_Record excerpts:_
— start —

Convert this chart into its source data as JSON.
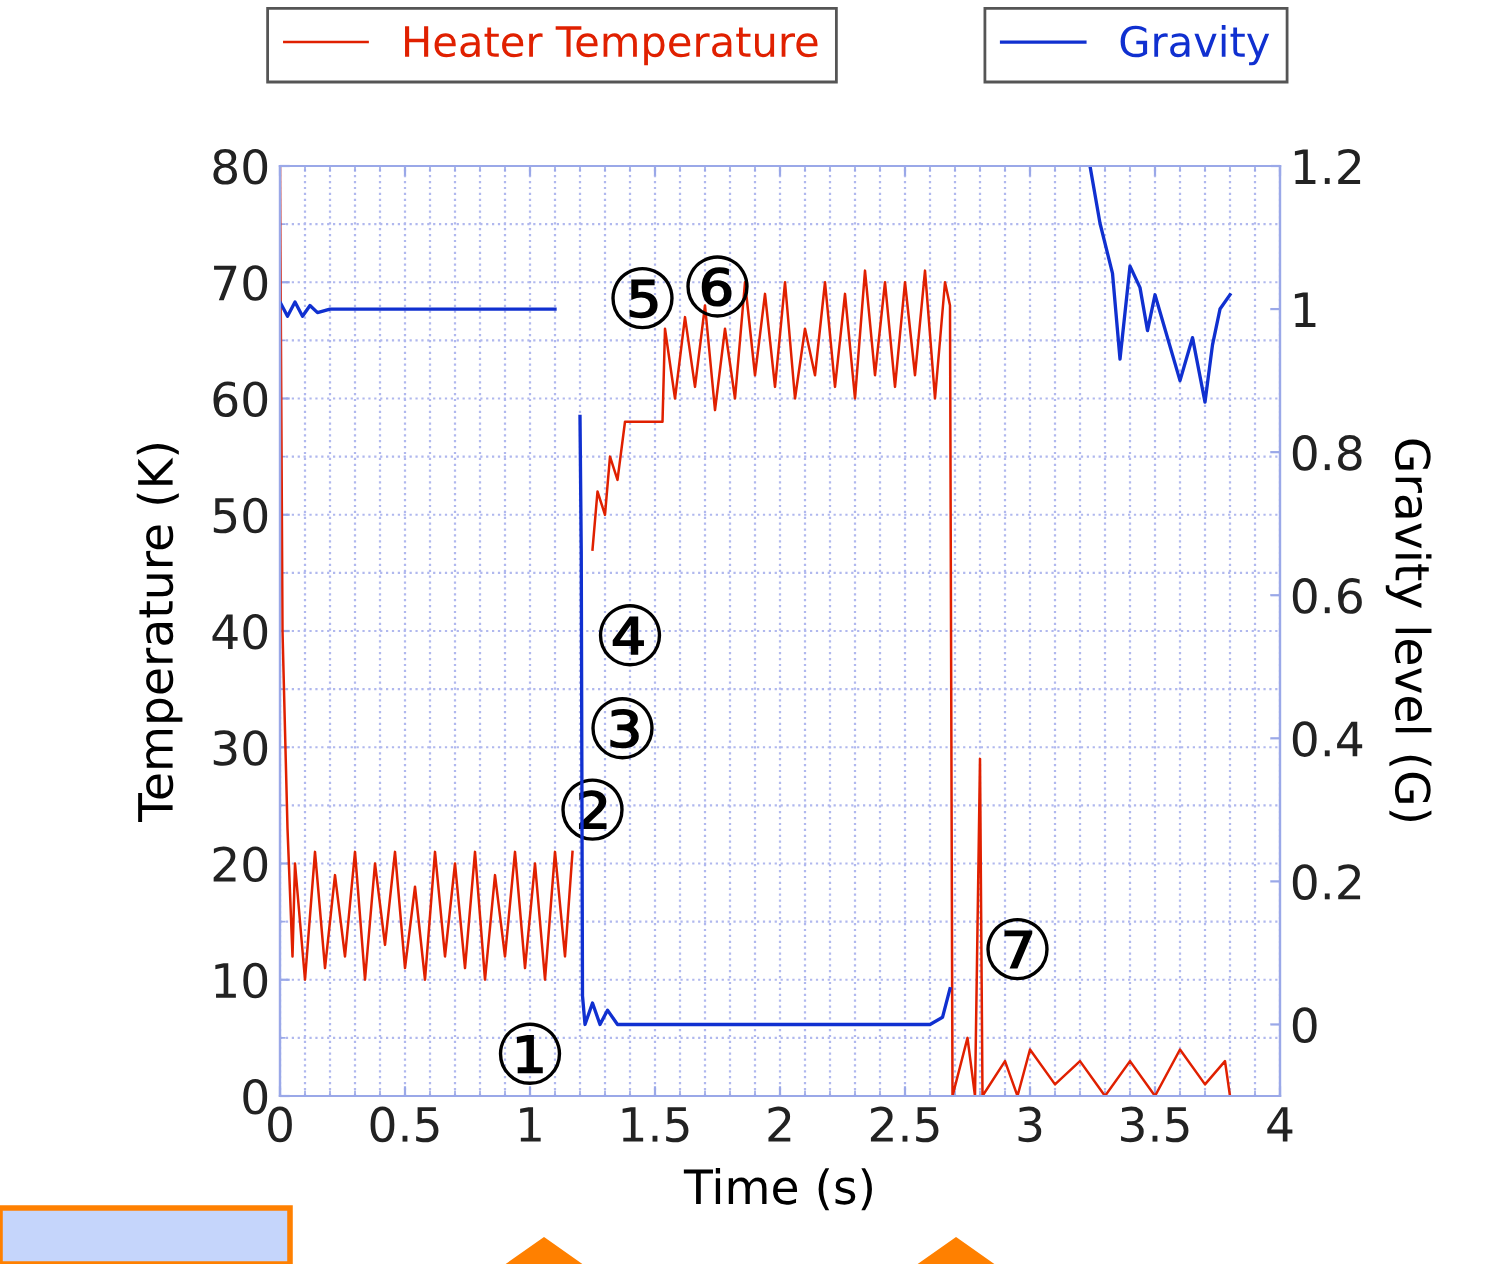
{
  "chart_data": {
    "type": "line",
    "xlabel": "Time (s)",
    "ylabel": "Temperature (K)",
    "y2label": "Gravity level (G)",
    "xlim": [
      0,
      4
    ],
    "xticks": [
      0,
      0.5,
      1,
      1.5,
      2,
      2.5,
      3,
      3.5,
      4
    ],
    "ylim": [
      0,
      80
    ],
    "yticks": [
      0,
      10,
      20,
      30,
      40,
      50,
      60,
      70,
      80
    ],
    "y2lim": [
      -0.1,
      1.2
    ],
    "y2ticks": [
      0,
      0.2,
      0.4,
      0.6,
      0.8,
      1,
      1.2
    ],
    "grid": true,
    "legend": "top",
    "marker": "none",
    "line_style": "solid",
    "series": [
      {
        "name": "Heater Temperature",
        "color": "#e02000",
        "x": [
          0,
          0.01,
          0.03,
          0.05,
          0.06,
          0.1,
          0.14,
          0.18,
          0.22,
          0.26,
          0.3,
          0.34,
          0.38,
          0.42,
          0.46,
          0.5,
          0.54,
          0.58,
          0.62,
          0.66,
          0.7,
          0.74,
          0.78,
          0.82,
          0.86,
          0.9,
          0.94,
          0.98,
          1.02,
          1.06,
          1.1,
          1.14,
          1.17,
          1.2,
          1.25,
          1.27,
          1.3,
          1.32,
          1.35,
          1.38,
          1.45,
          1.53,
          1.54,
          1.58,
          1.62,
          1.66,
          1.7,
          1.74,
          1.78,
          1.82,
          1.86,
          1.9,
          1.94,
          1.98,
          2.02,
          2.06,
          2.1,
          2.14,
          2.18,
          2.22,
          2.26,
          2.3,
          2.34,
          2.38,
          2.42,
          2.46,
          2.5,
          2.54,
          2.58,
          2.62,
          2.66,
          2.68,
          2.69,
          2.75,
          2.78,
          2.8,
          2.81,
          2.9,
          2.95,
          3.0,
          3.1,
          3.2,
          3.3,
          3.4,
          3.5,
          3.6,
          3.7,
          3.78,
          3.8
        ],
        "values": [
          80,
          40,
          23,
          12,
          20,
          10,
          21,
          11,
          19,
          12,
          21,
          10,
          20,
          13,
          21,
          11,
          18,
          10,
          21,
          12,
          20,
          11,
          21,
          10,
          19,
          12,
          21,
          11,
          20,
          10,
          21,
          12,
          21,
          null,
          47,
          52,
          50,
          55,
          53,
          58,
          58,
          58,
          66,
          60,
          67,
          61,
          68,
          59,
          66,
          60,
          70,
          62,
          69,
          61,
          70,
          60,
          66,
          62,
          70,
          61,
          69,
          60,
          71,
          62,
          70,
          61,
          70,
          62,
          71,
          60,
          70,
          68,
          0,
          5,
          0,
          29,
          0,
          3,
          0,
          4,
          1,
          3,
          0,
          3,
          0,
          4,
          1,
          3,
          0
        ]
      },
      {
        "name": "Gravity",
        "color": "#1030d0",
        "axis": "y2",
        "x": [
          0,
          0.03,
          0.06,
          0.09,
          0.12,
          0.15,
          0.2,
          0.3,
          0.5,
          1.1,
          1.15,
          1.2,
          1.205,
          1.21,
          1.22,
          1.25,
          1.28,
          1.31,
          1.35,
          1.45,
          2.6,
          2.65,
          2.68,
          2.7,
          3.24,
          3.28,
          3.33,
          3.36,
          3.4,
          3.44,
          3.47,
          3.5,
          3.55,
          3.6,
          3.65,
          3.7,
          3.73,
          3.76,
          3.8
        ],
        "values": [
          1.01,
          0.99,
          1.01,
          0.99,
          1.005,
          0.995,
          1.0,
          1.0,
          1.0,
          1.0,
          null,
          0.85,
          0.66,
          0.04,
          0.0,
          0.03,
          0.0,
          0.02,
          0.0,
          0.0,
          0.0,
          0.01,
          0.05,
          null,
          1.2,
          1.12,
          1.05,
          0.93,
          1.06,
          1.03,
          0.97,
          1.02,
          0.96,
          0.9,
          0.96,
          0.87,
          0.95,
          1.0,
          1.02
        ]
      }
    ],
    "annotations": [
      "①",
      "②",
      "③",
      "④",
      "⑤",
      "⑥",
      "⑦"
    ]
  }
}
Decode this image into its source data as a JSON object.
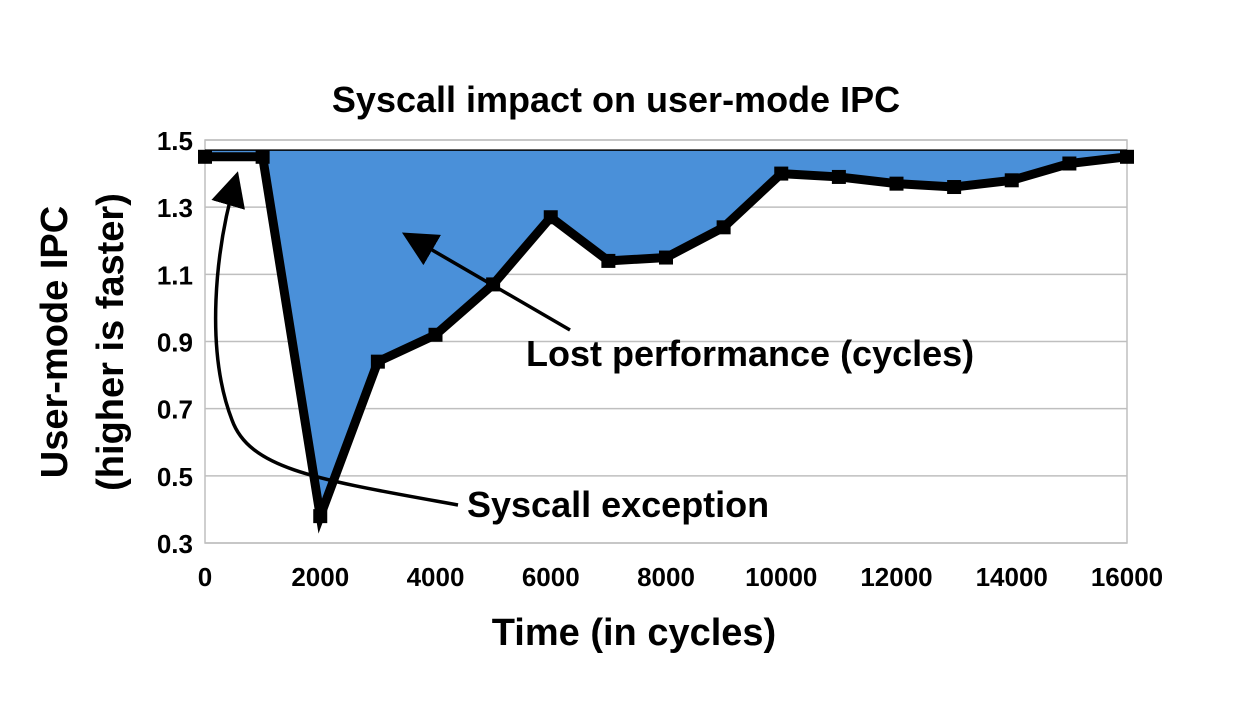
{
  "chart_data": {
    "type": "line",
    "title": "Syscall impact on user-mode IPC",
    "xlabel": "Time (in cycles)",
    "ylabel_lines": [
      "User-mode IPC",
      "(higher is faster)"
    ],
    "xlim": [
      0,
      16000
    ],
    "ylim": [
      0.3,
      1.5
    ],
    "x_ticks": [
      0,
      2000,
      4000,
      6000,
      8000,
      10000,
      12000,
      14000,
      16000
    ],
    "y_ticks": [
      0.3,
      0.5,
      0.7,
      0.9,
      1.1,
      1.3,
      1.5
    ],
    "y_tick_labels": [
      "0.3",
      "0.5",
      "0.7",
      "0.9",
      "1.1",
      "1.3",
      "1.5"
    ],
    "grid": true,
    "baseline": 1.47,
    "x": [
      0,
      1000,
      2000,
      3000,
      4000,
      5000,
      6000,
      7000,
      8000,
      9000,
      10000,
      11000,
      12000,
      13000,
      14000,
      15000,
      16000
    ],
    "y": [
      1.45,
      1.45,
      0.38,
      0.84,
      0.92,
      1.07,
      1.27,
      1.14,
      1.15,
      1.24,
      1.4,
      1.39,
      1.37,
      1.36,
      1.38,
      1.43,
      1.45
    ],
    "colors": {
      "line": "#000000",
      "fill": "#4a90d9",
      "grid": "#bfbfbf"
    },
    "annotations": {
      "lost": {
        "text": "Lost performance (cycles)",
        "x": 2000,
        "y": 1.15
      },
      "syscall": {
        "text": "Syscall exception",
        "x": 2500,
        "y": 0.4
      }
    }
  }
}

— end —

_Exercise brief:_ Make an exact copy of the listing above. Do not include the pictures.

_Task result:_
Convert this chart into its source data as JSON.
{
  "chart_data": {
    "type": "line",
    "xlabel": "Time (s)",
    "ylabel": "Temperature (K)",
    "y2label": "Gravity level (G)",
    "xlim": [
      0,
      4
    ],
    "xticks": [
      0,
      0.5,
      1,
      1.5,
      2,
      2.5,
      3,
      3.5,
      4
    ],
    "ylim": [
      0,
      80
    ],
    "yticks": [
      0,
      10,
      20,
      30,
      40,
      50,
      60,
      70,
      80
    ],
    "y2lim": [
      -0.1,
      1.2
    ],
    "y2ticks": [
      0,
      0.2,
      0.4,
      0.6,
      0.8,
      1,
      1.2
    ],
    "grid": true,
    "legend": "top",
    "marker": "none",
    "line_style": "solid",
    "series": [
      {
        "name": "Heater Temperature",
        "color": "#e02000",
        "x": [
          0,
          0.01,
          0.03,
          0.05,
          0.06,
          0.1,
          0.14,
          0.18,
          0.22,
          0.26,
          0.3,
          0.34,
          0.38,
          0.42,
          0.46,
          0.5,
          0.54,
          0.58,
          0.62,
          0.66,
          0.7,
          0.74,
          0.78,
          0.82,
          0.86,
          0.9,
          0.94,
          0.98,
          1.02,
          1.06,
          1.1,
          1.14,
          1.17,
          1.2,
          1.25,
          1.27,
          1.3,
          1.32,
          1.35,
          1.38,
          1.45,
          1.53,
          1.54,
          1.58,
          1.62,
          1.66,
          1.7,
          1.74,
          1.78,
          1.82,
          1.86,
          1.9,
          1.94,
          1.98,
          2.02,
          2.06,
          2.1,
          2.14,
          2.18,
          2.22,
          2.26,
          2.3,
          2.34,
          2.38,
          2.42,
          2.46,
          2.5,
          2.54,
          2.58,
          2.62,
          2.66,
          2.68,
          2.69,
          2.75,
          2.78,
          2.8,
          2.81,
          2.9,
          2.95,
          3.0,
          3.1,
          3.2,
          3.3,
          3.4,
          3.5,
          3.6,
          3.7,
          3.78,
          3.8
        ],
        "values": [
          80,
          40,
          23,
          12,
          20,
          10,
          21,
          11,
          19,
          12,
          21,
          10,
          20,
          13,
          21,
          11,
          18,
          10,
          21,
          12,
          20,
          11,
          21,
          10,
          19,
          12,
          21,
          11,
          20,
          10,
          21,
          12,
          21,
          null,
          47,
          52,
          50,
          55,
          53,
          58,
          58,
          58,
          66,
          60,
          67,
          61,
          68,
          59,
          66,
          60,
          70,
          62,
          69,
          61,
          70,
          60,
          66,
          62,
          70,
          61,
          69,
          60,
          71,
          62,
          70,
          61,
          70,
          62,
          71,
          60,
          70,
          68,
          0,
          5,
          0,
          29,
          0,
          3,
          0,
          4,
          1,
          3,
          0,
          3,
          0,
          4,
          1,
          3,
          0
        ]
      },
      {
        "name": "Gravity",
        "color": "#1030d0",
        "axis": "y2",
        "x": [
          0,
          0.03,
          0.06,
          0.09,
          0.12,
          0.15,
          0.2,
          0.3,
          0.5,
          1.1,
          1.15,
          1.2,
          1.205,
          1.21,
          1.22,
          1.25,
          1.28,
          1.31,
          1.35,
          1.45,
          2.6,
          2.65,
          2.68,
          2.7,
          3.24,
          3.28,
          3.33,
          3.36,
          3.4,
          3.44,
          3.47,
          3.5,
          3.55,
          3.6,
          3.65,
          3.7,
          3.73,
          3.76,
          3.8
        ],
        "values": [
          1.01,
          0.99,
          1.01,
          0.99,
          1.005,
          0.995,
          1.0,
          1.0,
          1.0,
          1.0,
          null,
          0.85,
          0.66,
          0.04,
          0.0,
          0.03,
          0.0,
          0.02,
          0.0,
          0.0,
          0.0,
          0.01,
          0.05,
          null,
          1.2,
          1.12,
          1.05,
          0.93,
          1.06,
          1.03,
          0.97,
          1.02,
          0.96,
          0.9,
          0.96,
          0.87,
          0.95,
          1.0,
          1.02
        ]
      }
    ],
    "annotations": [
      "①",
      "②",
      "③",
      "④",
      "⑤",
      "⑥",
      "⑦"
    ]
  }
}
Decode this image into its source data as a JSON object.
{
  "chart_data": {
    "type": "line",
    "title": "Syscall impact on user-mode IPC",
    "xlabel": "Time (in cycles)",
    "ylabel_lines": [
      "User-mode IPC",
      "(higher is faster)"
    ],
    "xlim": [
      0,
      16000
    ],
    "ylim": [
      0.3,
      1.5
    ],
    "x_ticks": [
      0,
      2000,
      4000,
      6000,
      8000,
      10000,
      12000,
      14000,
      16000
    ],
    "y_ticks": [
      0.3,
      0.5,
      0.7,
      0.9,
      1.1,
      1.3,
      1.5
    ],
    "y_tick_labels": [
      "0.3",
      "0.5",
      "0.7",
      "0.9",
      "1.1",
      "1.3",
      "1.5"
    ],
    "grid": true,
    "baseline": 1.47,
    "x": [
      0,
      1000,
      2000,
      3000,
      4000,
      5000,
      6000,
      7000,
      8000,
      9000,
      10000,
      11000,
      12000,
      13000,
      14000,
      15000,
      16000
    ],
    "y": [
      1.45,
      1.45,
      0.38,
      0.84,
      0.92,
      1.07,
      1.27,
      1.14,
      1.15,
      1.24,
      1.4,
      1.39,
      1.37,
      1.36,
      1.38,
      1.43,
      1.45
    ],
    "colors": {
      "line": "#000000",
      "fill": "#4a90d9",
      "grid": "#bfbfbf"
    },
    "annotations": {
      "lost": {
        "text": "Lost performance (cycles)",
        "x": 2000,
        "y": 1.15
      },
      "syscall": {
        "text": "Syscall exception",
        "x": 2500,
        "y": 0.4
      }
    }
  }
}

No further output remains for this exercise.